__The exercise__:
Each entry here needs to be set down again exactly, please; pictures are left out.

__Data provided__:

• • • • •

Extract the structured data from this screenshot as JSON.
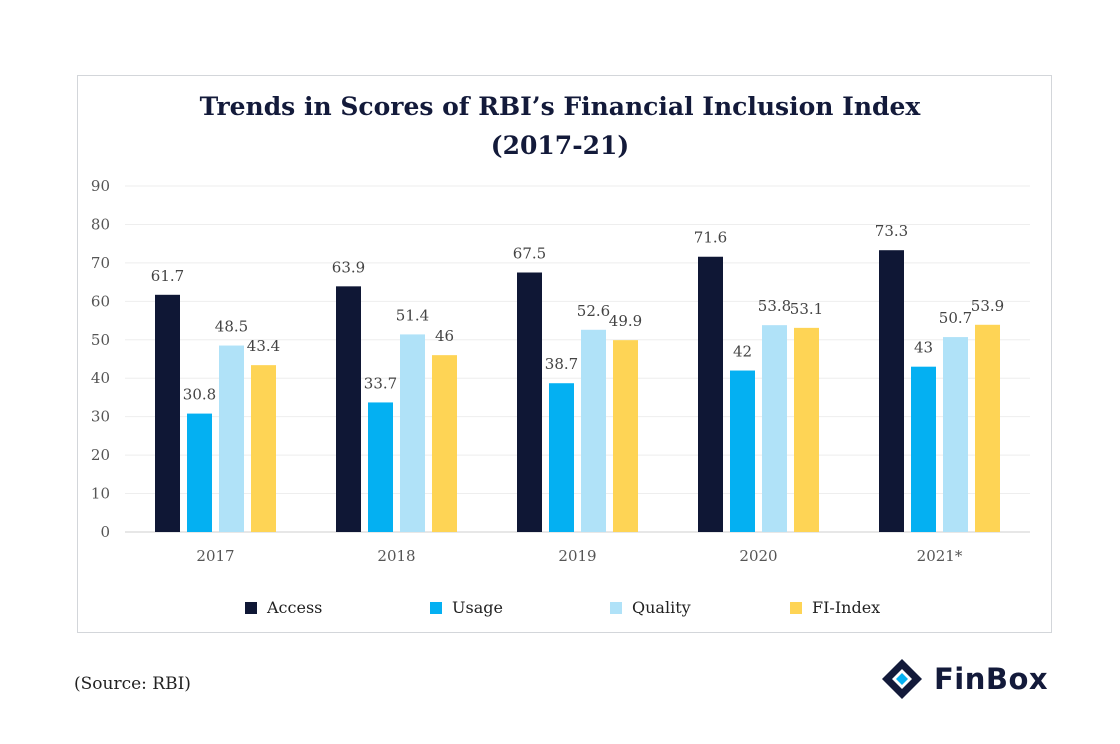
{
  "chart_data": {
    "type": "bar",
    "title": "Trends in Scores of RBI’s Financial Inclusion Index",
    "subtitle": "(2017-21)",
    "categories": [
      "2017",
      "2018",
      "2019",
      "2020",
      "2021*"
    ],
    "series": [
      {
        "name": "Access",
        "color": "#0f1735",
        "values": [
          61.7,
          63.9,
          67.5,
          71.6,
          73.3
        ]
      },
      {
        "name": "Usage",
        "color": "#04b0f2",
        "values": [
          30.8,
          33.7,
          38.7,
          42,
          43
        ]
      },
      {
        "name": "Quality",
        "color": "#b0e2f8",
        "values": [
          48.5,
          51.4,
          52.6,
          53.8,
          50.7
        ]
      },
      {
        "name": "FI-Index",
        "color": "#fed455",
        "values": [
          43.4,
          46,
          49.9,
          53.1,
          53.9
        ]
      }
    ],
    "ylim": [
      0,
      90
    ],
    "yticks": [
      0,
      10,
      20,
      30,
      40,
      50,
      60,
      70,
      80,
      90
    ],
    "grid": true,
    "legend_position": "bottom",
    "xlabel": "",
    "ylabel": ""
  },
  "source": "(Source: RBI)",
  "brand": {
    "name": "FinBox",
    "logo_icon": "finbox-logo-icon",
    "colors": [
      "#131a3a",
      "#04b0f2"
    ]
  }
}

• • • • •

__Complete response__:
Extract the structured data from this screenshot as JSON.
{
  "chart_data": {
    "type": "bar",
    "title": "Trends in Scores of RBI’s Financial Inclusion Index",
    "subtitle": "(2017-21)",
    "categories": [
      "2017",
      "2018",
      "2019",
      "2020",
      "2021*"
    ],
    "series": [
      {
        "name": "Access",
        "color": "#0f1735",
        "values": [
          61.7,
          63.9,
          67.5,
          71.6,
          73.3
        ]
      },
      {
        "name": "Usage",
        "color": "#04b0f2",
        "values": [
          30.8,
          33.7,
          38.7,
          42,
          43
        ]
      },
      {
        "name": "Quality",
        "color": "#b0e2f8",
        "values": [
          48.5,
          51.4,
          52.6,
          53.8,
          50.7
        ]
      },
      {
        "name": "FI-Index",
        "color": "#fed455",
        "values": [
          43.4,
          46,
          49.9,
          53.1,
          53.9
        ]
      }
    ],
    "ylim": [
      0,
      90
    ],
    "yticks": [
      0,
      10,
      20,
      30,
      40,
      50,
      60,
      70,
      80,
      90
    ],
    "grid": true,
    "legend_position": "bottom",
    "xlabel": "",
    "ylabel": ""
  },
  "source": "(Source: RBI)",
  "brand": {
    "name": "FinBox",
    "logo_icon": "finbox-logo-icon",
    "colors": [
      "#131a3a",
      "#04b0f2"
    ]
  }
}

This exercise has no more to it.